• SET EXERCISE
Comb the records below for the string "text" and copy each line where it turns up.
# TASK MATERIAL start
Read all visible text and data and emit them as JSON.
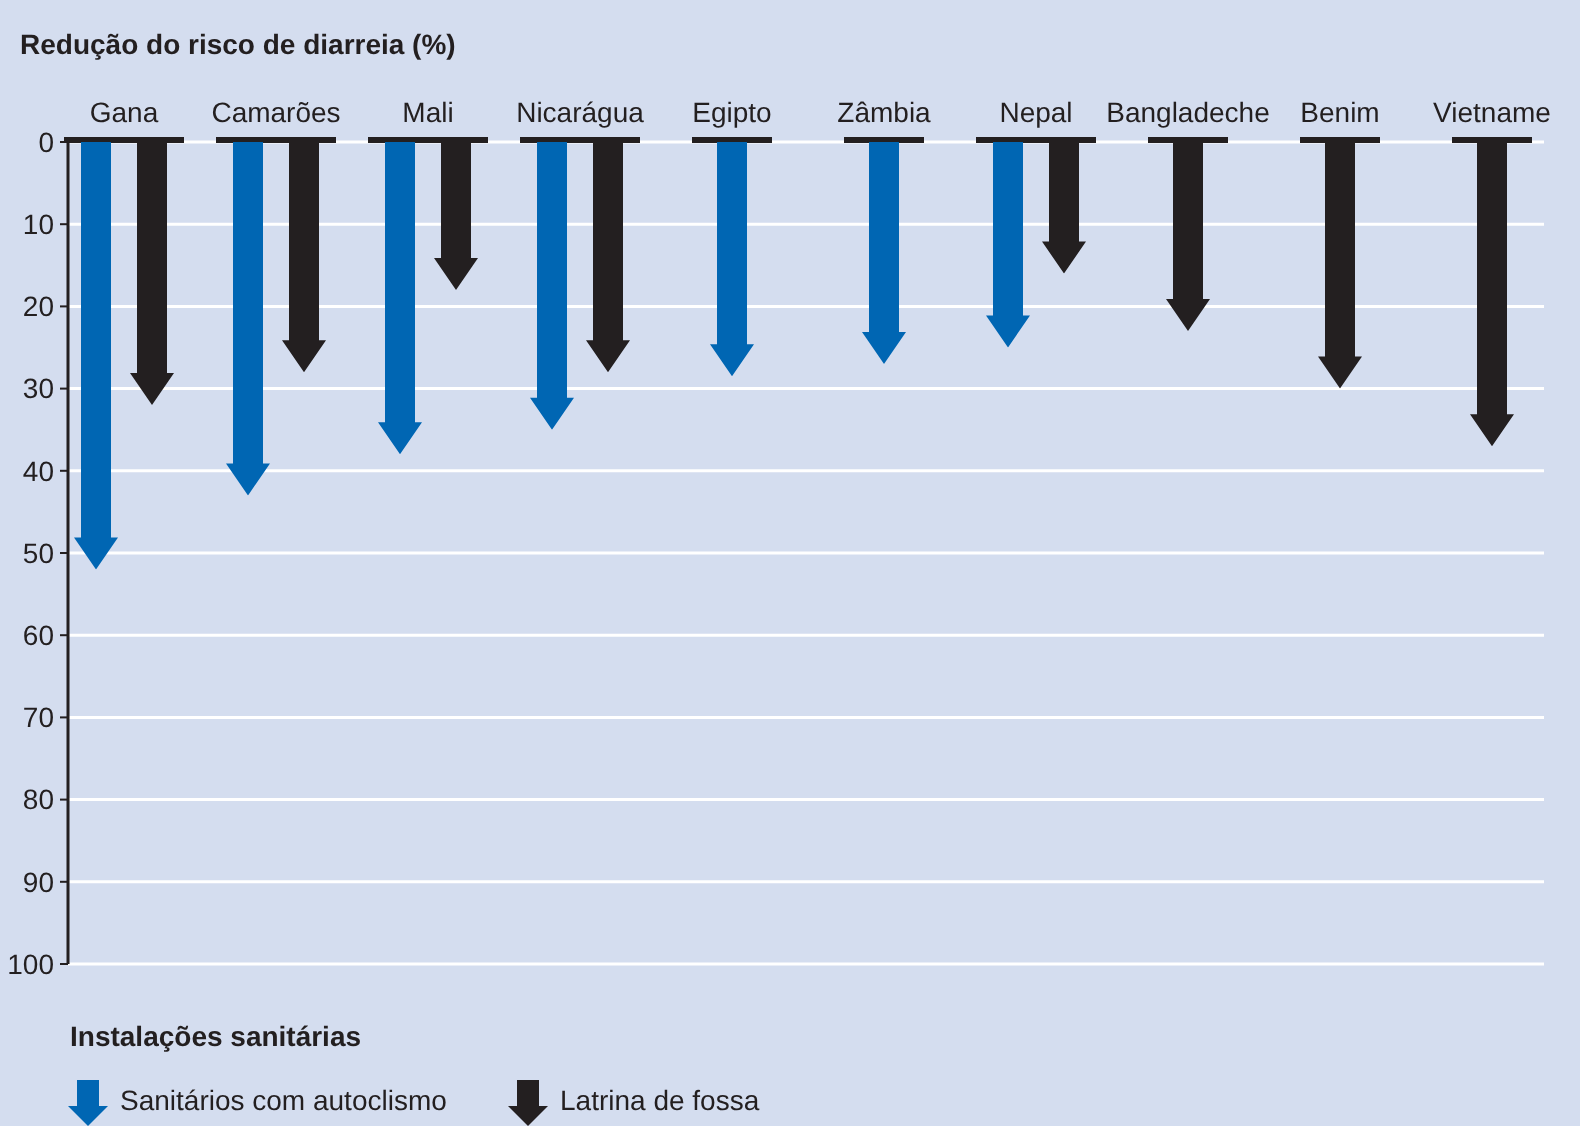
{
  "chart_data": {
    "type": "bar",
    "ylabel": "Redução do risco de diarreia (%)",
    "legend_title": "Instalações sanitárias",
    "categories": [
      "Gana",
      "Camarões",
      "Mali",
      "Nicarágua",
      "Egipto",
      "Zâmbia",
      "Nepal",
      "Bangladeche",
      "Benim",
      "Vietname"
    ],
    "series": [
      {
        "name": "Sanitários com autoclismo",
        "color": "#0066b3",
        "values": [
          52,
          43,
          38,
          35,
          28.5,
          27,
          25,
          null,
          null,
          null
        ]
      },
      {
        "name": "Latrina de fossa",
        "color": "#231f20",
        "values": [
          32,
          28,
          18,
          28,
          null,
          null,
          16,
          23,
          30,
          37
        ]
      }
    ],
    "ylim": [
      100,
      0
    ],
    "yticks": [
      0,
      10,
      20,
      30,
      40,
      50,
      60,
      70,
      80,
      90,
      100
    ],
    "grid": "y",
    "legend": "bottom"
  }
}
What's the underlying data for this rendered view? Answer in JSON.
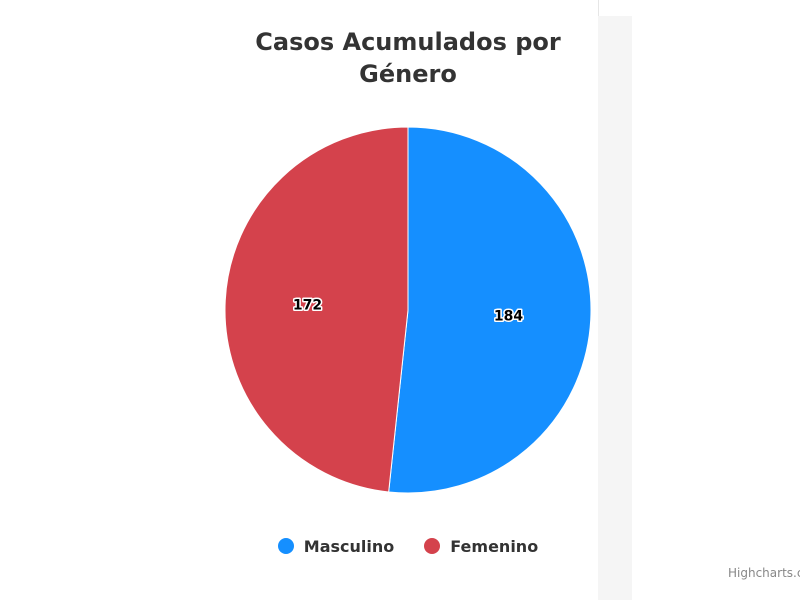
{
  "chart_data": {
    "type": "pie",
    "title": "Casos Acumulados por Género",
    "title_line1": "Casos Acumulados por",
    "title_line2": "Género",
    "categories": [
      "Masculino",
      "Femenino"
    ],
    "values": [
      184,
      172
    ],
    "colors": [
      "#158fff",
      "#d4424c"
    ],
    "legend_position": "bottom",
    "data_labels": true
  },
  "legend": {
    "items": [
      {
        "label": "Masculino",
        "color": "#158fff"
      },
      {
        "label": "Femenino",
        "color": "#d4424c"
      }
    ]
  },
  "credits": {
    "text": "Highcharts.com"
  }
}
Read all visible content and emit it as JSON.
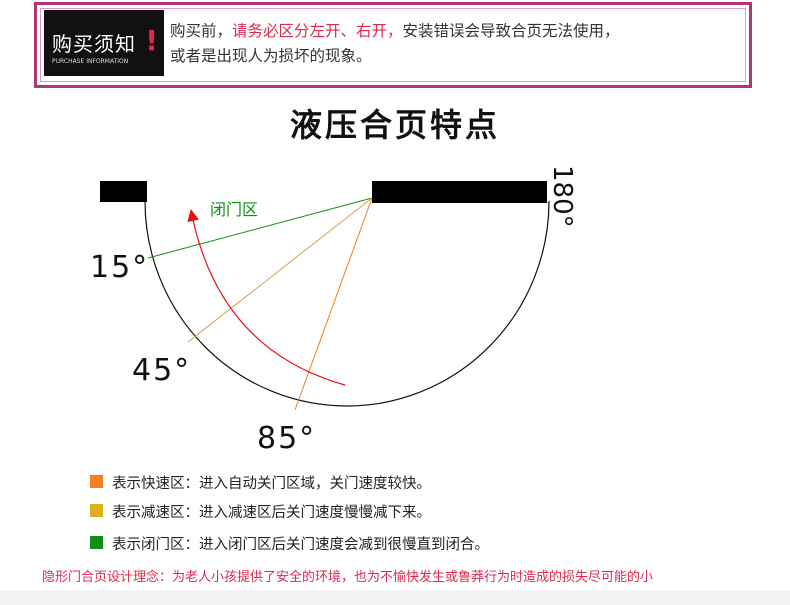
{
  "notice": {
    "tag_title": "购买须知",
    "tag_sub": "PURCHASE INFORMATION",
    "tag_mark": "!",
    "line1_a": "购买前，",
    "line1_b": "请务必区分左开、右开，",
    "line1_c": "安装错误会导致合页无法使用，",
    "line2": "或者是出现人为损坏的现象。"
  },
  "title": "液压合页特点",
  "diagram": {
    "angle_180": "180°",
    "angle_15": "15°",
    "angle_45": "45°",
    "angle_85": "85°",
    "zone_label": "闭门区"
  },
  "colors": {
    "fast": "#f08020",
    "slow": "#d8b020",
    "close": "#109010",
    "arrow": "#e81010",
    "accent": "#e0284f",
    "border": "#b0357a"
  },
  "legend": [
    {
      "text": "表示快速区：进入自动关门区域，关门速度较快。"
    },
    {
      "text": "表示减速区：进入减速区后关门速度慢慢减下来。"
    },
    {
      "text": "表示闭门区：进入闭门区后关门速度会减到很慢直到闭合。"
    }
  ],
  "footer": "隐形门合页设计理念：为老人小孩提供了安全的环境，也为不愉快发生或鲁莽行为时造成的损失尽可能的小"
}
# TASK MATERIAL end
# TASK MATERIAL start
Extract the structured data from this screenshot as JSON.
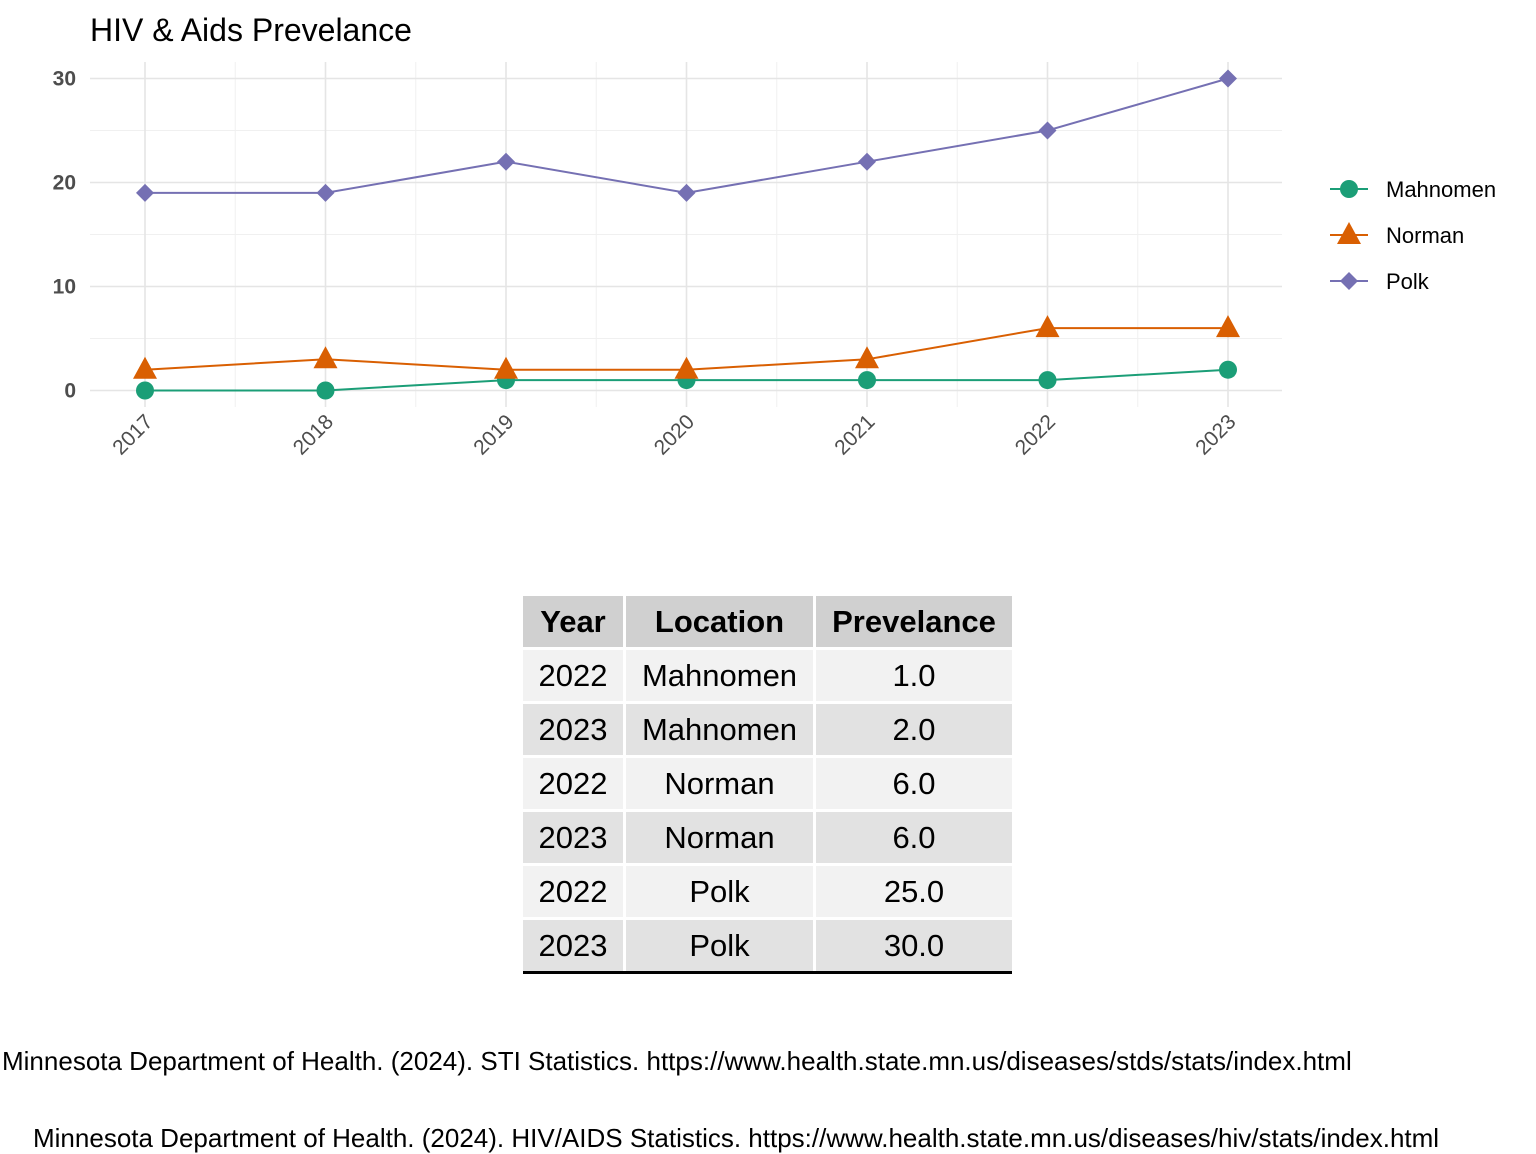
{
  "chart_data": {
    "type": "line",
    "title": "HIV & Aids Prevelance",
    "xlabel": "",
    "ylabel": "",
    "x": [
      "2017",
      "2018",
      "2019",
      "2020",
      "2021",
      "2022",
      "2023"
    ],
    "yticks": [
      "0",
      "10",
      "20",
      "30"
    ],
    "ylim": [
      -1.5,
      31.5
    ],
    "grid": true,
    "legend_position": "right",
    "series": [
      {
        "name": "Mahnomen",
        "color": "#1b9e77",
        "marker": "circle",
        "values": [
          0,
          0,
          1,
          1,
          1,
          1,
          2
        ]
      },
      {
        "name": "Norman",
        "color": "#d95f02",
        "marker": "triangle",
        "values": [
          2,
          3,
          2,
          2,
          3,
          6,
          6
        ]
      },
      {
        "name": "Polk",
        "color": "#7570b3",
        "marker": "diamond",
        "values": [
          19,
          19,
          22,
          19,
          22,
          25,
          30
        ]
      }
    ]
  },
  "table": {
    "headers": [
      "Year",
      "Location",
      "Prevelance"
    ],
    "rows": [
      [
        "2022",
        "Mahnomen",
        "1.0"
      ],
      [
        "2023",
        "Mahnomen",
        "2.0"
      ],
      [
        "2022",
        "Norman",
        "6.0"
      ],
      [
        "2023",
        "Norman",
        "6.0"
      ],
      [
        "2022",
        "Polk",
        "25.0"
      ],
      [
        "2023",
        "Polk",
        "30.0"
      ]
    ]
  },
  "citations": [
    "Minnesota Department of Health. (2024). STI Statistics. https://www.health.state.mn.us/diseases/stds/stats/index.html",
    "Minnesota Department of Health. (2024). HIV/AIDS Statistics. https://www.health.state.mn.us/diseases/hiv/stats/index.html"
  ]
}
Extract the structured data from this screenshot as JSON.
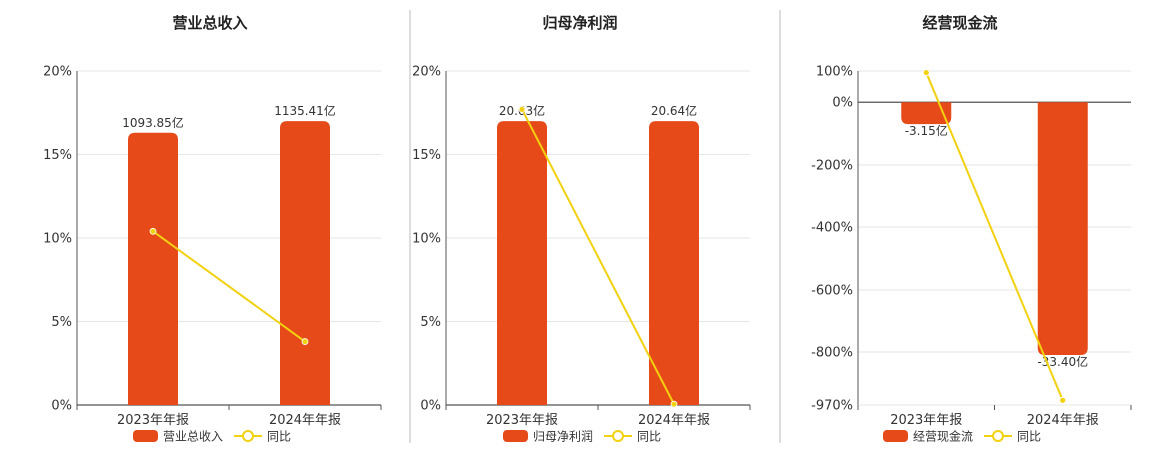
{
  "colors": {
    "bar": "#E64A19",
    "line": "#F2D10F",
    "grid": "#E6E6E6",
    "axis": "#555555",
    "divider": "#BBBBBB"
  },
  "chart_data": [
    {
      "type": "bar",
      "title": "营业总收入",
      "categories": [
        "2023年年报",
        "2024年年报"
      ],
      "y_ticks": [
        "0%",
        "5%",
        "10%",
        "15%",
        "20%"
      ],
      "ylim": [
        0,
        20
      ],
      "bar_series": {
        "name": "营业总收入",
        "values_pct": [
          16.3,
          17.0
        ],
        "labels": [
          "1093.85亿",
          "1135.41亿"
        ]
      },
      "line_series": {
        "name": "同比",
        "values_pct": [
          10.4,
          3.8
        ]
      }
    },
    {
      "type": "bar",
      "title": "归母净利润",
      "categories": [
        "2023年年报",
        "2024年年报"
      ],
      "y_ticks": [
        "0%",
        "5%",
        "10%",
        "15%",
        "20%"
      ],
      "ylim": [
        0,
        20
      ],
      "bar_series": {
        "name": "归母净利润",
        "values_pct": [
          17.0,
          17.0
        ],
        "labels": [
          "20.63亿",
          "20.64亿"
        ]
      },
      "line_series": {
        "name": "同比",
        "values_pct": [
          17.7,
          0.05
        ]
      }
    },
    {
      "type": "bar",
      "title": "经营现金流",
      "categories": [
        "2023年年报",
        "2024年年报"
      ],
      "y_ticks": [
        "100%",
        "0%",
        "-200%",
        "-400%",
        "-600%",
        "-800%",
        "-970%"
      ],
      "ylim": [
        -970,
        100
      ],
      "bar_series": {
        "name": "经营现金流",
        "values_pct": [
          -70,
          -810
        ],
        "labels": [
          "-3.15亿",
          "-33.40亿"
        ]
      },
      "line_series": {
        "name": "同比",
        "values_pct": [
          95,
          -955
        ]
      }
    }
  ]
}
# TASK MATERIAL end
# TASK MATERIAL start
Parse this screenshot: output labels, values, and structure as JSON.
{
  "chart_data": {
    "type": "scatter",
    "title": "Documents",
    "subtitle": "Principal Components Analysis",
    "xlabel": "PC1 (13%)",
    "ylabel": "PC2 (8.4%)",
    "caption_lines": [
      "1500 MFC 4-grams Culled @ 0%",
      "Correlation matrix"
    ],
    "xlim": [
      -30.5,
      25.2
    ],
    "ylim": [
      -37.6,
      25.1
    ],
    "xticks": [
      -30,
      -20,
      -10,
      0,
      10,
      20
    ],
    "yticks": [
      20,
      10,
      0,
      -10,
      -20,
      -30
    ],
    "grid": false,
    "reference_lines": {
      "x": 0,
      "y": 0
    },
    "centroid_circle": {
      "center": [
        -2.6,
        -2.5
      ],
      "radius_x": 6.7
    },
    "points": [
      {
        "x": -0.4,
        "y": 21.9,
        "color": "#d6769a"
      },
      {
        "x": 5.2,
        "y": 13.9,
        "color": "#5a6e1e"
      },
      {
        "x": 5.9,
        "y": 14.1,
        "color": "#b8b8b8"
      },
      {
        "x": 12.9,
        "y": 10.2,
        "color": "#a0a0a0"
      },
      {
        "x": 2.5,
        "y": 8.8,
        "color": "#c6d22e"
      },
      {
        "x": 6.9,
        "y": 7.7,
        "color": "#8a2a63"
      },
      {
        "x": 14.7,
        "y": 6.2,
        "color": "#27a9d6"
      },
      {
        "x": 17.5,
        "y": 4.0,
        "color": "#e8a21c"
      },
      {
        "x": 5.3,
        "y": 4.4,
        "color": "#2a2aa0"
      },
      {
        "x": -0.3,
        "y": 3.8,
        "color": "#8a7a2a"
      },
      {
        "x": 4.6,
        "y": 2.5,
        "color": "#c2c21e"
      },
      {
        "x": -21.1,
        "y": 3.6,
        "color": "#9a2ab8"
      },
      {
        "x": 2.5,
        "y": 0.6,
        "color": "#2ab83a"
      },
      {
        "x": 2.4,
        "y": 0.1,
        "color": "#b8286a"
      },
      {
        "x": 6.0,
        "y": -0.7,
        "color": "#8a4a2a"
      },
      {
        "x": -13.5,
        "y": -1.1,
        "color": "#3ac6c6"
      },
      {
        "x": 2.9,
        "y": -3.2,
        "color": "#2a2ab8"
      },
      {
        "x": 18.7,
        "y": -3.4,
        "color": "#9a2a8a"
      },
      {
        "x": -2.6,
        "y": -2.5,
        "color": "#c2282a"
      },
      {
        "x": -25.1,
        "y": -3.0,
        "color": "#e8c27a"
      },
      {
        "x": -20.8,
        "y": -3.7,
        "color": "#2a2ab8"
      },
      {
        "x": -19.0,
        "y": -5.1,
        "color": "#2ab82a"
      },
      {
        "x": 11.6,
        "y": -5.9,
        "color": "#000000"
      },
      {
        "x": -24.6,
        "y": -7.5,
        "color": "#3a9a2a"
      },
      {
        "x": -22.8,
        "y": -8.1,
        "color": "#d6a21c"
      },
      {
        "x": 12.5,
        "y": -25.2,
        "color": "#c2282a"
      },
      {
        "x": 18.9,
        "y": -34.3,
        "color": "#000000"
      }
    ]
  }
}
# TASK MATERIAL end
• EXERCISE OUTPUT
Read all visible text and data and emit them as JSON.
    "text": "Highcharts.com"
      "text": "表示快速区：进入自动关门区域，关门速度较快。"
      "text": "表示减速区：进入减速区后关门速度慢慢减下来。"
      "text": "表示闭门区：进入闭门区后关门速度会减到很慢直到闭合。"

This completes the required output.